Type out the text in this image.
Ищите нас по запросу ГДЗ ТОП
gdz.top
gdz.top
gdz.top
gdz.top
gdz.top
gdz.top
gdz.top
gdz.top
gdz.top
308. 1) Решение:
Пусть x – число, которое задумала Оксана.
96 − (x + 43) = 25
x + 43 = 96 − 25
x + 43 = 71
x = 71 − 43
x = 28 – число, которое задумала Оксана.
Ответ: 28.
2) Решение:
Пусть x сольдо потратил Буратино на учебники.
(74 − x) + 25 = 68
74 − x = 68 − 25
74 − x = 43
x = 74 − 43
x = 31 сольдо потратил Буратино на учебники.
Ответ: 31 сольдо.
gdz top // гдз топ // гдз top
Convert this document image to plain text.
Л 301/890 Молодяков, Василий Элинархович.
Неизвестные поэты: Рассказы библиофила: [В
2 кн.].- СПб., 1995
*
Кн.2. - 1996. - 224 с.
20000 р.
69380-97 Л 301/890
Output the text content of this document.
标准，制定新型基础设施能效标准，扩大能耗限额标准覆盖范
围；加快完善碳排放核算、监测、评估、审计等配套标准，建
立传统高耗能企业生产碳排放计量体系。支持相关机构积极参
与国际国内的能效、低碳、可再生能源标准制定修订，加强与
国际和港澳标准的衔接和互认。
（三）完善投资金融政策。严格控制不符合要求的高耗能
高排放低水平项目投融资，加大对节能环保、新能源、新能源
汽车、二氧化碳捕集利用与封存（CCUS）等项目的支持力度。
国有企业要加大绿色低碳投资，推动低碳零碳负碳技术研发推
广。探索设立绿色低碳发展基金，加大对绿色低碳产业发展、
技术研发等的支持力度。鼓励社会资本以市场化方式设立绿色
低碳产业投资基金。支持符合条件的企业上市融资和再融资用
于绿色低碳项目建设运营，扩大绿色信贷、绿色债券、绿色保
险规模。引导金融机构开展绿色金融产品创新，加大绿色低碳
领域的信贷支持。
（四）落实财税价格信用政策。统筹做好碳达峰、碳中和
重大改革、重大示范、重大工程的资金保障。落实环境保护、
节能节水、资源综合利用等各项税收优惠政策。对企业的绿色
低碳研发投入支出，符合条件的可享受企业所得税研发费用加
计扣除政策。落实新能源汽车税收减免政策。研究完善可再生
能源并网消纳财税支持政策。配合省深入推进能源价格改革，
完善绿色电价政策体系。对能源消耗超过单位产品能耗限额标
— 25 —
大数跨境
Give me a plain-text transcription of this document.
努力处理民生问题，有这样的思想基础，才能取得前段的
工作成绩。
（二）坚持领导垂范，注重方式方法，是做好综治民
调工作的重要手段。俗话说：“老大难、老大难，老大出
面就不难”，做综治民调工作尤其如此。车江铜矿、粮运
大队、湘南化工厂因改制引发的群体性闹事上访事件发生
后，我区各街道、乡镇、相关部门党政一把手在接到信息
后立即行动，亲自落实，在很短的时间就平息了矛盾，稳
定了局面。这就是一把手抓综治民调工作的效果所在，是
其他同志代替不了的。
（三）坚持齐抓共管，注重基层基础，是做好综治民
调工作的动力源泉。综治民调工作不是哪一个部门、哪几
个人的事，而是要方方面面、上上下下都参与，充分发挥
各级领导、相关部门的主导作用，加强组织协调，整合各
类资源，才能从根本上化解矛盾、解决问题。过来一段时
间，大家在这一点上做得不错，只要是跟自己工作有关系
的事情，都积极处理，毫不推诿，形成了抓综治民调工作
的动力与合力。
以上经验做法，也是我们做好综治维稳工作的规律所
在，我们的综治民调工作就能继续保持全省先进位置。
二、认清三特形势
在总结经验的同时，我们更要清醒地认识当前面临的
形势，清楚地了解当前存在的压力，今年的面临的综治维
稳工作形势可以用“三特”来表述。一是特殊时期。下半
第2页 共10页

= Problem requirements =
Write the data out again in full and exactly.

= Correct answer =
Type out the text in this image.
Ищите нас по запросу ГДЗ ТОП
gdz.top
gdz.top
gdz.top
gdz.top
gdz.top
gdz.top
gdz.top
gdz.top
gdz.top
308. 1) Решение:
Пусть x – число, которое задумала Оксана.
96 − (x + 43) = 25
x + 43 = 96 − 25
x + 43 = 71
x = 71 − 43
x = 28 – число, которое задумала Оксана.
Ответ: 28.
2) Решение:
Пусть x сольдо потратил Буратино на учебники.
(74 − x) + 25 = 68
74 − x = 68 − 25
74 − x = 43
x = 74 − 43
x = 31 сольдо потратил Буратино на учебники.
Ответ: 31 сольдо.
gdz top // гдз топ // гдз top
Convert this document image to plain text.
Л 301/890 Молодяков, Василий Элинархович.
Неизвестные поэты: Рассказы библиофила: [В
2 кн.].- СПб., 1995
*
Кн.2. - 1996. - 224 с.
20000 р.
69380-97 Л 301/890
Output the text content of this document.
标准，制定新型基础设施能效标准，扩大能耗限额标准覆盖范
围；加快完善碳排放核算、监测、评估、审计等配套标准，建
立传统高耗能企业生产碳排放计量体系。支持相关机构积极参
与国际国内的能效、低碳、可再生能源标准制定修订，加强与
国际和港澳标准的衔接和互认。
（三）完善投资金融政策。严格控制不符合要求的高耗能
高排放低水平项目投融资，加大对节能环保、新能源、新能源
汽车、二氧化碳捕集利用与封存（CCUS）等项目的支持力度。
国有企业要加大绿色低碳投资，推动低碳零碳负碳技术研发推
广。探索设立绿色低碳发展基金，加大对绿色低碳产业发展、
技术研发等的支持力度。鼓励社会资本以市场化方式设立绿色
低碳产业投资基金。支持符合条件的企业上市融资和再融资用
于绿色低碳项目建设运营，扩大绿色信贷、绿色债券、绿色保
险规模。引导金融机构开展绿色金融产品创新，加大绿色低碳
领域的信贷支持。
（四）落实财税价格信用政策。统筹做好碳达峰、碳中和
重大改革、重大示范、重大工程的资金保障。落实环境保护、
节能节水、资源综合利用等各项税收优惠政策。对企业的绿色
低碳研发投入支出，符合条件的可享受企业所得税研发费用加
计扣除政策。落实新能源汽车税收减免政策。研究完善可再生
能源并网消纳财税支持政策。配合省深入推进能源价格改革，
完善绿色电价政策体系。对能源消耗超过单位产品能耗限额标
— 25 —
大数跨境
Give me a plain-text transcription of this document.
努力处理民生问题，有这样的思想基础，才能取得前段的
工作成绩。
（二）坚持领导垂范，注重方式方法，是做好综治民
调工作的重要手段。俗话说：“老大难、老大难，老大出
面就不难”，做综治民调工作尤其如此。车江铜矿、粮运
大队、湘南化工厂因改制引发的群体性闹事上访事件发生
后，我区各街道、乡镇、相关部门党政一把手在接到信息
后立即行动，亲自落实，在很短的时间就平息了矛盾，稳
定了局面。这就是一把手抓综治民调工作的效果所在，是
其他同志代替不了的。
（三）坚持齐抓共管，注重基层基础，是做好综治民
调工作的动力源泉。综治民调工作不是哪一个部门、哪几
个人的事，而是要方方面面、上上下下都参与，充分发挥
各级领导、相关部门的主导作用，加强组织协调，整合各
类资源，才能从根本上化解矛盾、解决问题。过来一段时
间，大家在这一点上做得不错，只要是跟自己工作有关系
的事情，都积极处理，毫不推诿，形成了抓综治民调工作
的动力与合力。
以上经验做法，也是我们做好综治维稳工作的规律所
在，我们的综治民调工作就能继续保持全省先进位置。
二、认清三特形势
在总结经验的同时，我们更要清醒地认识当前面临的
形势，清楚地了解当前存在的压力，今年的面临的综治维
稳工作形势可以用“三特”来表述。一是特殊时期。下半
第2页 共10页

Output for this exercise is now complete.